What you should do |
Output the records. Match them exactly.

Recorded data |
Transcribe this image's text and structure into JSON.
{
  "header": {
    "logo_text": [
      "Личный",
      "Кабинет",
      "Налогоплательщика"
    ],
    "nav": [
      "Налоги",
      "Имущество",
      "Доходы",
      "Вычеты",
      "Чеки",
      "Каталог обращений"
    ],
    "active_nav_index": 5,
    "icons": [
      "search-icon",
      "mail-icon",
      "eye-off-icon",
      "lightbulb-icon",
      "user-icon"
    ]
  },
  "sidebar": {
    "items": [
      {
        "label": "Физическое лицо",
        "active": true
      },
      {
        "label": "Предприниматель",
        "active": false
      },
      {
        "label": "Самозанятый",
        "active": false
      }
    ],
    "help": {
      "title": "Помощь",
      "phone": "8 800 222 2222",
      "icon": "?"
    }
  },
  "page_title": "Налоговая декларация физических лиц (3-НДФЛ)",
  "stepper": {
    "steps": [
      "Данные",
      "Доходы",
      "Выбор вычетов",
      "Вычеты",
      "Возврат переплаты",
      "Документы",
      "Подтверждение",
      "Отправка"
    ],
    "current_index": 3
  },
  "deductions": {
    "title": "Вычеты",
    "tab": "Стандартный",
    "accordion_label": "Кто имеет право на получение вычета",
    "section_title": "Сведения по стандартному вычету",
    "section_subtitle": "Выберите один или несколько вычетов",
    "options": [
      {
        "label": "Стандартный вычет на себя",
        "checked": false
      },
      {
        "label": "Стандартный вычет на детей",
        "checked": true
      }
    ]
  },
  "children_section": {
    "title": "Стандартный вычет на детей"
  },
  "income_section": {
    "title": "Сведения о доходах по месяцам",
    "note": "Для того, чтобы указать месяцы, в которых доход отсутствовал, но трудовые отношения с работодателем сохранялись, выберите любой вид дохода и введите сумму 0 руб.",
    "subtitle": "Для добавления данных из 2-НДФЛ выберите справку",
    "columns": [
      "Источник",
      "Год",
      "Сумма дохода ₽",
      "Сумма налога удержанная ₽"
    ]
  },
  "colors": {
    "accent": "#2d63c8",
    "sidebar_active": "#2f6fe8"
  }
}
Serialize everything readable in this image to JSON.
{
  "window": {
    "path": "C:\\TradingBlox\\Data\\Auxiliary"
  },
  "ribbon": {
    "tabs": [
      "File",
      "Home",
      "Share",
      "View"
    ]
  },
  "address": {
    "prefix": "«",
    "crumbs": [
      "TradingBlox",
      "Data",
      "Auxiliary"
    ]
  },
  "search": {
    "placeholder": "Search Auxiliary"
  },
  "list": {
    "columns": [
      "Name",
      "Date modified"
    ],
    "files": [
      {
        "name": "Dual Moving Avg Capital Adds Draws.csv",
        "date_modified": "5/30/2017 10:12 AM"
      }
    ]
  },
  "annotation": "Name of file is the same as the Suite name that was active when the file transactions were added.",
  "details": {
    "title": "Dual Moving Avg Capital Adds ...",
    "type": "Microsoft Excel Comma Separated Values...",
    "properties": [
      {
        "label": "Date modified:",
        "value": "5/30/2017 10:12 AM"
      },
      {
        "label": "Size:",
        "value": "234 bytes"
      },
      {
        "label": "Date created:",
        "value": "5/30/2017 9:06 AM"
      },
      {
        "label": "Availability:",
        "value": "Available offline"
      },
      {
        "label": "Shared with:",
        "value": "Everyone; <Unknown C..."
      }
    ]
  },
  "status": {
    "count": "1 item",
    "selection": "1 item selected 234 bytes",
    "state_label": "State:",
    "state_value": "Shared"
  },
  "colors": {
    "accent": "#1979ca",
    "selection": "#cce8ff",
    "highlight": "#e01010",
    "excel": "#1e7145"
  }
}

The answer |
Transcribe this image's text and structure into JSON.
{
  "header": {
    "logo_text": [
      "Личный",
      "Кабинет",
      "Налогоплательщика"
    ],
    "nav": [
      "Налоги",
      "Имущество",
      "Доходы",
      "Вычеты",
      "Чеки",
      "Каталог обращений"
    ],
    "active_nav_index": 5,
    "icons": [
      "search-icon",
      "mail-icon",
      "eye-off-icon",
      "lightbulb-icon",
      "user-icon"
    ]
  },
  "sidebar": {
    "items": [
      {
        "label": "Физическое лицо",
        "active": true
      },
      {
        "label": "Предприниматель",
        "active": false
      },
      {
        "label": "Самозанятый",
        "active": false
      }
    ],
    "help": {
      "title": "Помощь",
      "phone": "8 800 222 2222",
      "icon": "?"
    }
  },
  "page_title": "Налоговая декларация физических лиц (3-НДФЛ)",
  "stepper": {
    "steps": [
      "Данные",
      "Доходы",
      "Выбор вычетов",
      "Вычеты",
      "Возврат переплаты",
      "Документы",
      "Подтверждение",
      "Отправка"
    ],
    "current_index": 3
  },
  "deductions": {
    "title": "Вычеты",
    "tab": "Стандартный",
    "accordion_label": "Кто имеет право на получение вычета",
    "section_title": "Сведения по стандартному вычету",
    "section_subtitle": "Выберите один или несколько вычетов",
    "options": [
      {
        "label": "Стандартный вычет на себя",
        "checked": false
      },
      {
        "label": "Стандартный вычет на детей",
        "checked": true
      }
    ]
  },
  "children_section": {
    "title": "Стандартный вычет на детей"
  },
  "income_section": {
    "title": "Сведения о доходах по месяцам",
    "note": "Для того, чтобы указать месяцы, в которых доход отсутствовал, но трудовые отношения с работодателем сохранялись, выберите любой вид дохода и введите сумму 0 руб.",
    "subtitle": "Для добавления данных из 2-НДФЛ выберите справку",
    "columns": [
      "Источник",
      "Год",
      "Сумма дохода ₽",
      "Сумма налога удержанная ₽"
    ]
  },
  "colors": {
    "accent": "#2d63c8",
    "sidebar_active": "#2f6fe8"
  }
}
Serialize everything readable in this image to JSON.
{
  "window": {
    "path": "C:\\TradingBlox\\Data\\Auxiliary"
  },
  "ribbon": {
    "tabs": [
      "File",
      "Home",
      "Share",
      "View"
    ]
  },
  "address": {
    "prefix": "«",
    "crumbs": [
      "TradingBlox",
      "Data",
      "Auxiliary"
    ]
  },
  "search": {
    "placeholder": "Search Auxiliary"
  },
  "list": {
    "columns": [
      "Name",
      "Date modified"
    ],
    "files": [
      {
        "name": "Dual Moving Avg Capital Adds Draws.csv",
        "date_modified": "5/30/2017 10:12 AM"
      }
    ]
  },
  "annotation": "Name of file is the same as the Suite name that was active when the file transactions were added.",
  "details": {
    "title": "Dual Moving Avg Capital Adds ...",
    "type": "Microsoft Excel Comma Separated Values...",
    "properties": [
      {
        "label": "Date modified:",
        "value": "5/30/2017 10:12 AM"
      },
      {
        "label": "Size:",
        "value": "234 bytes"
      },
      {
        "label": "Date created:",
        "value": "5/30/2017 9:06 AM"
      },
      {
        "label": "Availability:",
        "value": "Available offline"
      },
      {
        "label": "Shared with:",
        "value": "Everyone; <Unknown C..."
      }
    ]
  },
  "status": {
    "count": "1 item",
    "selection": "1 item selected 234 bytes",
    "state_label": "State:",
    "state_value": "Shared"
  },
  "colors": {
    "accent": "#1979ca",
    "selection": "#cce8ff",
    "highlight": "#e01010",
    "excel": "#1e7145"
  }
}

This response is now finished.